* [Text passage]
* Begin *

Third Party Transaction Expenses definition

Third Party Transaction Expenses means all third-party fees and expenses incurred in connection with the Merger and the other transactions contemplated by this Agreement, including all legal, accounting, investment banking, broker, financial advisory, consulting, and all other fees and expenses of third parties (including any costs incurred to obtain consents, waivers or approvals as a result of the compliance with Section 6.5) incurred by a party in connection with the negotiation and effectuation of the terms and conditions of this Agreement and the transactions contemplated hereby. The Third Party Transaction Expenses of the Company will include any change of control or similar bonuses payable by the Company to employees of the Company upon consummation of the Merger other than in respect of Vested Company Options.
Third Party Transaction Expenses means all expenses of investment bankers and legal counsel incurred by the Company in connection with the negotiation and execution of this Agreement and the consummation of the transactions contemplated by this Agreement.
Third Party Transaction Expenses means all fees and expenses incurred in connection with the Sale and the other Transactions, including all legal, accounting, investment banking, financial advisory, consulting and all other fees and expenses of third parties.

Examples of Third Party Transaction Expenses in a sentence

  • Whether or not the Merger is consummated, all Third Party Transaction Expenses shall be the obligation of the respective party incurring such fees and expenses.

* End *

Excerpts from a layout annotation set
* Begin *

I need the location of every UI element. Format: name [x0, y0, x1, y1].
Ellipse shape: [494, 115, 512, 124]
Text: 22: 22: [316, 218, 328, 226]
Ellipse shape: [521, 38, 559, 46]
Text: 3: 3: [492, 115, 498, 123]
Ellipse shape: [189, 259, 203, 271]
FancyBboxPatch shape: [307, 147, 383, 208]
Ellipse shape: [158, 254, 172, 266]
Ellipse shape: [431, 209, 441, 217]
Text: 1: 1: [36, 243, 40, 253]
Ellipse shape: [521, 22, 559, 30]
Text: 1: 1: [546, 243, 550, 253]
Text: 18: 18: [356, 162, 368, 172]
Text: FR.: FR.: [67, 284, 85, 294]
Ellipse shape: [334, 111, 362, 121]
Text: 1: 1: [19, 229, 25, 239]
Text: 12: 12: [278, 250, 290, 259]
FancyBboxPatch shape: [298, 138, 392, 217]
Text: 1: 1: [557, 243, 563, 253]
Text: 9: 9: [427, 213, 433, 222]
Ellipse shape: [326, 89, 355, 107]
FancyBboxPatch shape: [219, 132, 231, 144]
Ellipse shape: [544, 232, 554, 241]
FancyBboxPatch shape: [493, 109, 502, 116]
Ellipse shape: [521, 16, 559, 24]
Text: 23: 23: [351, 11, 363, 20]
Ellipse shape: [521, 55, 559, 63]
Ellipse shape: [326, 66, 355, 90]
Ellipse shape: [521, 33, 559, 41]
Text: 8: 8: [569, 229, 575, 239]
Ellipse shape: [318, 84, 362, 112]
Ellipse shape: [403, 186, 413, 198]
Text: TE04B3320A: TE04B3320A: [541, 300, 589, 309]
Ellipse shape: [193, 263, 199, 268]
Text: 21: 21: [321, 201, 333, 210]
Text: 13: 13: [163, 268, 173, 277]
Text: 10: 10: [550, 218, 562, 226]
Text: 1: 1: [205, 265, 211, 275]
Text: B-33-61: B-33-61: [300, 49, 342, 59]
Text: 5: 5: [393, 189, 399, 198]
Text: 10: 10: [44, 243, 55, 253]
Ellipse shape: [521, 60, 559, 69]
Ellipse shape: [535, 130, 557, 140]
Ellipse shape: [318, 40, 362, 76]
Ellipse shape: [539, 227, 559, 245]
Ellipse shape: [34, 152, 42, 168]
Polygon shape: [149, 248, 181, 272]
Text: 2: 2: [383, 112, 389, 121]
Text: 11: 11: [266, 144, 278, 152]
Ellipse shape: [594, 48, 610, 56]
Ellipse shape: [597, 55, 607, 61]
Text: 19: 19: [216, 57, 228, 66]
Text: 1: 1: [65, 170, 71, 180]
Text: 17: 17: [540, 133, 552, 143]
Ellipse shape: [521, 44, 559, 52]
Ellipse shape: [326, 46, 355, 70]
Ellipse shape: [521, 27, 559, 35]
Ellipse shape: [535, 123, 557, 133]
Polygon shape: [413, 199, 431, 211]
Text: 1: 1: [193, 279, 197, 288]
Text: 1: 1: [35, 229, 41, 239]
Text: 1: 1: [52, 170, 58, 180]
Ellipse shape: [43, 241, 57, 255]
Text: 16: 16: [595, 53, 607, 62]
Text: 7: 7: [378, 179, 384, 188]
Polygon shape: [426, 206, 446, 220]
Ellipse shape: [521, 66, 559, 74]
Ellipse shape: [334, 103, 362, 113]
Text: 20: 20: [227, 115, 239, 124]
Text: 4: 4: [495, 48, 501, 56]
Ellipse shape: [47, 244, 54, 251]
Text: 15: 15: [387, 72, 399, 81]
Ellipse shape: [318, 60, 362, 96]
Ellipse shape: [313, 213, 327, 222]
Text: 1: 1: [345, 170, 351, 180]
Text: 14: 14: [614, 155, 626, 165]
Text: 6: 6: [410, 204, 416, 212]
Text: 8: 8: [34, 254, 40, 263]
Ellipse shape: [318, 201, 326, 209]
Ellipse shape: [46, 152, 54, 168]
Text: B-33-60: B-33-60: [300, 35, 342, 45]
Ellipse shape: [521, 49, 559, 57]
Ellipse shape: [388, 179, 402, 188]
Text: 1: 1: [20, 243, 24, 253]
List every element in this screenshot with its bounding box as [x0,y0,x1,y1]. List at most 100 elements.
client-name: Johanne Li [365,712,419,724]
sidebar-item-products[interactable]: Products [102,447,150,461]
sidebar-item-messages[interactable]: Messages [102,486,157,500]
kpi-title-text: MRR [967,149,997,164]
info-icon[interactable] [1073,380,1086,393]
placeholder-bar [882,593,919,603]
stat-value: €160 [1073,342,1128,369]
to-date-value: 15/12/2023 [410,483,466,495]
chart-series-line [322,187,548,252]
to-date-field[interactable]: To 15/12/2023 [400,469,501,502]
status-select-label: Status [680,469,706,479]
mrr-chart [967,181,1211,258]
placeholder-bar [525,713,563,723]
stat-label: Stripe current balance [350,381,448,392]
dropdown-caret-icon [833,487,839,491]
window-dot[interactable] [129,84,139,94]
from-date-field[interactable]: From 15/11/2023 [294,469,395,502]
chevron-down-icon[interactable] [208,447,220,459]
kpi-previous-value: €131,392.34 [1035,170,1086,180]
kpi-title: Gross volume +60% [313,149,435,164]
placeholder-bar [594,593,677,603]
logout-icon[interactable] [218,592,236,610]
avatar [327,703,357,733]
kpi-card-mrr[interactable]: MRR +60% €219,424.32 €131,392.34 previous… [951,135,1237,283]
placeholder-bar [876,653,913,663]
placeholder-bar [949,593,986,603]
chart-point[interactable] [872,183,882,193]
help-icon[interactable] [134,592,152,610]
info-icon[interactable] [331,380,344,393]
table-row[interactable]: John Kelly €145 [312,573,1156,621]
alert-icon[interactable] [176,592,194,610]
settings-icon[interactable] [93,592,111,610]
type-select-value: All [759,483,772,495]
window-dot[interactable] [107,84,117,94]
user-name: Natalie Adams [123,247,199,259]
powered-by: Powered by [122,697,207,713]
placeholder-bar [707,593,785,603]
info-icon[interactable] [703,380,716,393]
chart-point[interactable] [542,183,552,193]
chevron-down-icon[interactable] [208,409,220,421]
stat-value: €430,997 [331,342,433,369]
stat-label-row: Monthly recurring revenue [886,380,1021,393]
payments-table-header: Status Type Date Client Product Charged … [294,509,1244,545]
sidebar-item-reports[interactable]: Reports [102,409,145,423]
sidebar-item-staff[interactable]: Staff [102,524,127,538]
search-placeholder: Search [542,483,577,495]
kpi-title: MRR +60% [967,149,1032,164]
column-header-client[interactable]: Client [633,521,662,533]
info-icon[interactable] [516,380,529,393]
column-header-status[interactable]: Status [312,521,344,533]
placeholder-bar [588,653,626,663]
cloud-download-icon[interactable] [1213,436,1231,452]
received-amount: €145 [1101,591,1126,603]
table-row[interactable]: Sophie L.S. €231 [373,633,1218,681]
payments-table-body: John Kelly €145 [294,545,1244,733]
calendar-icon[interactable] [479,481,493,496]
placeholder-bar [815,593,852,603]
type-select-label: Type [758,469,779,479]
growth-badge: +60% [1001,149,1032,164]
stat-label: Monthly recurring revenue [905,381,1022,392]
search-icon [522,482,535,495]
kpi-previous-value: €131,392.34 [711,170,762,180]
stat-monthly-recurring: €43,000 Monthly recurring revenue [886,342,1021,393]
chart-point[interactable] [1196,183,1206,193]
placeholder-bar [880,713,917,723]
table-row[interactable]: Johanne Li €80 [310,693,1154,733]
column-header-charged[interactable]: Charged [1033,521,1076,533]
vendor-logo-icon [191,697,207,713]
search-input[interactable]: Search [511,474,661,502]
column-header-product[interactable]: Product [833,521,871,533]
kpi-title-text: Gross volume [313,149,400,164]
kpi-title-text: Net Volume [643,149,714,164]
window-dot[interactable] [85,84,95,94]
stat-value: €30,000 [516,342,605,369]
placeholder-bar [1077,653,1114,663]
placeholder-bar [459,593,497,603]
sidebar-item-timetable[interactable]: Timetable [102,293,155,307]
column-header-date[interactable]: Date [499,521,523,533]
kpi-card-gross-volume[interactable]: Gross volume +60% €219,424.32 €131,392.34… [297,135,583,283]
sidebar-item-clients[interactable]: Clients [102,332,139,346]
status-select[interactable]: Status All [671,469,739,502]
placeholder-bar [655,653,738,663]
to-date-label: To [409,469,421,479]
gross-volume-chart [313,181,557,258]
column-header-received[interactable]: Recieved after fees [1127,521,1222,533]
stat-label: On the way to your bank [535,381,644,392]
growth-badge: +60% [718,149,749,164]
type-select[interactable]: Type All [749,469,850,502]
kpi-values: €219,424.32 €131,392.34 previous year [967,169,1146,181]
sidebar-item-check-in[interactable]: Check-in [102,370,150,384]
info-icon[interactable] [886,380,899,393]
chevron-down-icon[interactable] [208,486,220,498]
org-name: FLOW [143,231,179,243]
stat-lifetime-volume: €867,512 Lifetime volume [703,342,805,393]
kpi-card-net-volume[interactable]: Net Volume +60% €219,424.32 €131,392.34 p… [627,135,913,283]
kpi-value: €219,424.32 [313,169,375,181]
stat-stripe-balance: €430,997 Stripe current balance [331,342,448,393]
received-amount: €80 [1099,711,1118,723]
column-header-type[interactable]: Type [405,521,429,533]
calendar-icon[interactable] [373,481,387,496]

* End *

* [Complete the following]
1 > In the Third Party Transaction Expenses definitions, whose obligation does the example sentence say these expenses are, whether or not the Merger is consummated?
2 > Echo everything in the Third Party Transaction Expenses definitions from "Third Party Transaction Expenses means all fees" down to "fees and expenses.".

* [Solved problems]
1 > They are the obligation of the respective party incurring such fees and expenses.

2 >
Third Party Transaction Expenses means all fees and expenses incurred in connection with the Sale and the other Transactions, including all legal, accounting, investment banking, financial advisory, consulting and all other fees and expenses of third parties.

Examples of Third Party Transaction Expenses in a sentence

  • Whether or not the Merger is consummated, all Third Party Transaction Expenses shall be the obligation of the respective party incurring such fees and expenses.